§ Problem to work on
Write out each line from the data below that includes the word "text".

'''

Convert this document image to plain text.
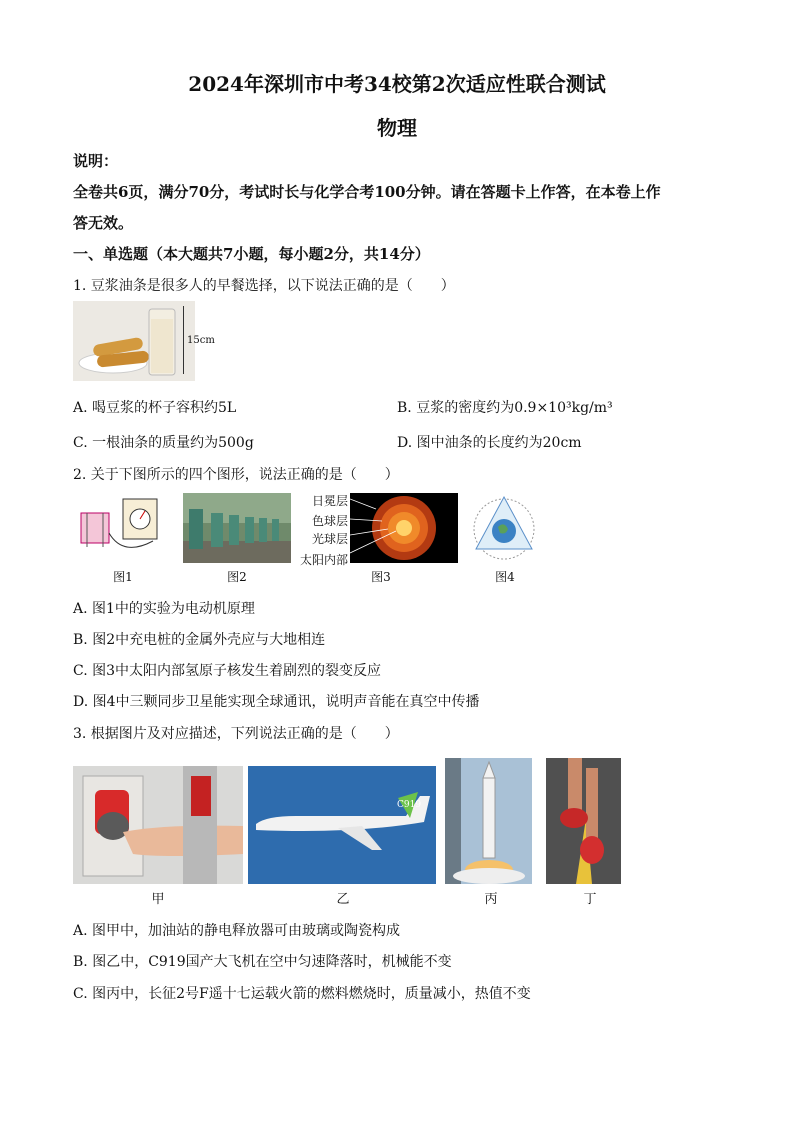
2024年深圳市中考34校第2次适应性联合测试
物理
说明：
全卷共6页，满分70分，考试时长与化学合考100分钟。请在答题卡上作答，在本卷上作
答无效。
一、单选题（本大题共7小题，每小题2分，共14分）
1. 豆浆油条是很多人的早餐选择，以下说法正确的是（　　）
15cm
A. 喝豆浆的杯子容积约5L	B. 豆浆的密度约为0.9×10³kg/m³
C. 一根油条的质量约为500g	D. 图中油条的长度约为20cm
2. 关于下图所示的四个图形，说法正确的是（　　）
图1	图2
日冕层
色球层
光球层
太阳内部
图3	图4
A. 图1中的实验为电动机原理
B. 图2中充电桩的金属外壳应与大地相连
C. 图3中太阳内部氢原子核发生着剧烈的裂变反应
D. 图4中三颗同步卫星能实现全球通讯，说明声音能在真空中传播
3. 根据图片及对应描述，下列说法正确的是（　　）
甲
C919
乙	丙	丁
A. 图甲中，加油站的静电释放器可由玻璃或陶瓷构成
B. 图乙中，C919国产大飞机在空中匀速降落时，机械能不变
C. 图丙中，长征2号F遥十七运载火箭的燃料燃烧时，质量减小，热值不变
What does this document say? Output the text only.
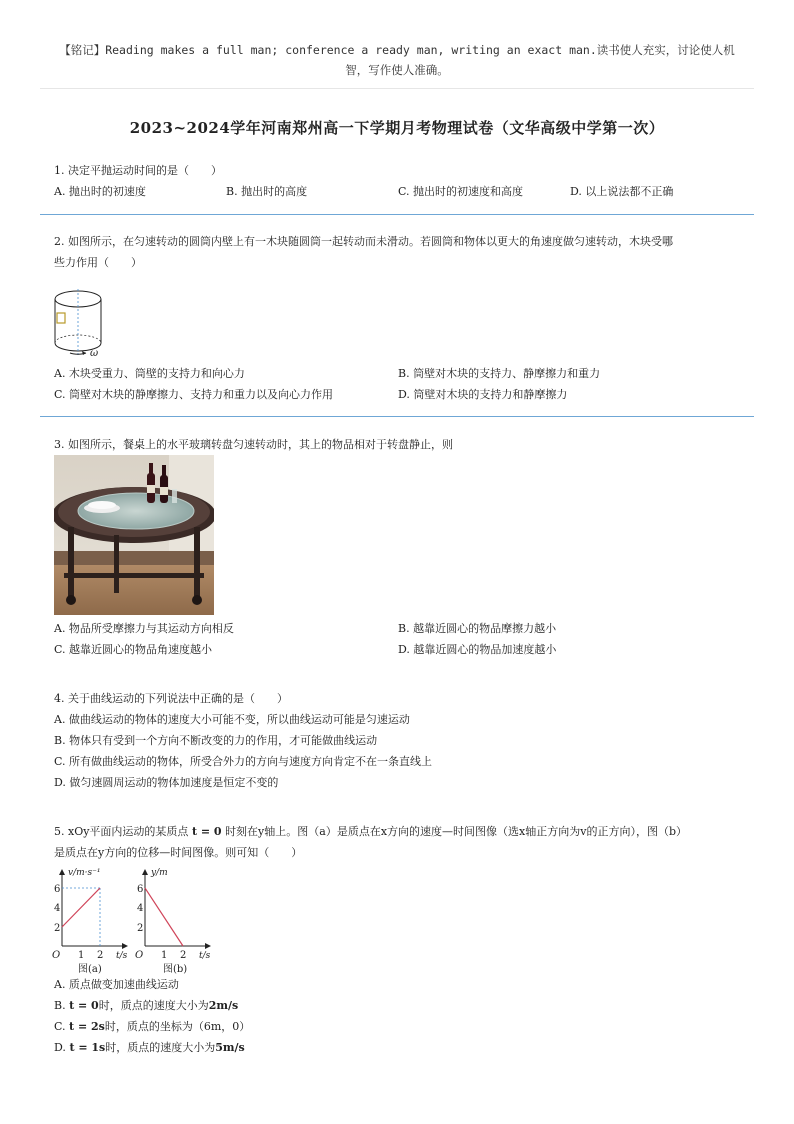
【铭记】Reading makes a full man; conference a ready man, writing an exact man.读书使人充实，讨论使人机
智，写作使人准确。
2023~2024学年河南郑州高一下学期月考物理试卷（文华高级中学第一次）
1. 决定平抛运动时间的是（　　）
A. 抛出时的初速度	B. 抛出时的高度	C. 抛出时的初速度和高度	D. 以上说法都不正确
2. 如图所示，在匀速转动的圆筒内壁上有一木块随圆筒一起转动而未滑动。若圆筒和物体以更大的角速度做匀速转动，木块受哪
些力作用（　　）
ω
A. 木块受重力、筒壁的支持力和向心力	B. 筒壁对木块的支持力、静摩擦力和重力
C. 筒壁对木块的静摩擦力、支持力和重力以及向心力作用	D. 筒壁对木块的支持力和静摩擦力
3. 如图所示，餐桌上的水平玻璃转盘匀速转动时，其上的物品相对于转盘静止，则
A. 物品所受摩擦力与其运动方向相反	B. 越靠近圆心的物品摩擦力越小
C. 越靠近圆心的物品角速度越小	D. 越靠近圆心的物品加速度越小
4. 关于曲线运动的下列说法中正确的是（　　）
A. 做曲线运动的物体的速度大小可能不变，所以曲线运动可能是匀速运动
B. 物体只有受到一个方向不断改变的力的作用，才可能做曲线运动
C. 所有做曲线运动的物体，所受合外力的方向与速度方向肯定不在一条直线上
D. 做匀速圆周运动的物体加速度是恒定不变的
5. xOy平面内运动的某质点 t = 0 时刻在y轴上。图（a）是质点在x方向的速度—时间图像（选x轴正方向为v的正方向），图（b）
是质点在y方向的位移—时间图像。则可知（　　）
v/m·s⁻¹
t/s
O
6
4
2
1 2
图(a)
y/m
t/s
O
6
4
2
1 2
图(b)
A. 质点做变加速曲线运动
B. t = 0时，质点的速度大小为2m/s
C. t = 2s时，质点的坐标为（6m，0）
D. t = 1s时，质点的速度大小为5m/s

'''

§ Answer for the task
Convert this document image to plain text.
What does this document say? Output the text only.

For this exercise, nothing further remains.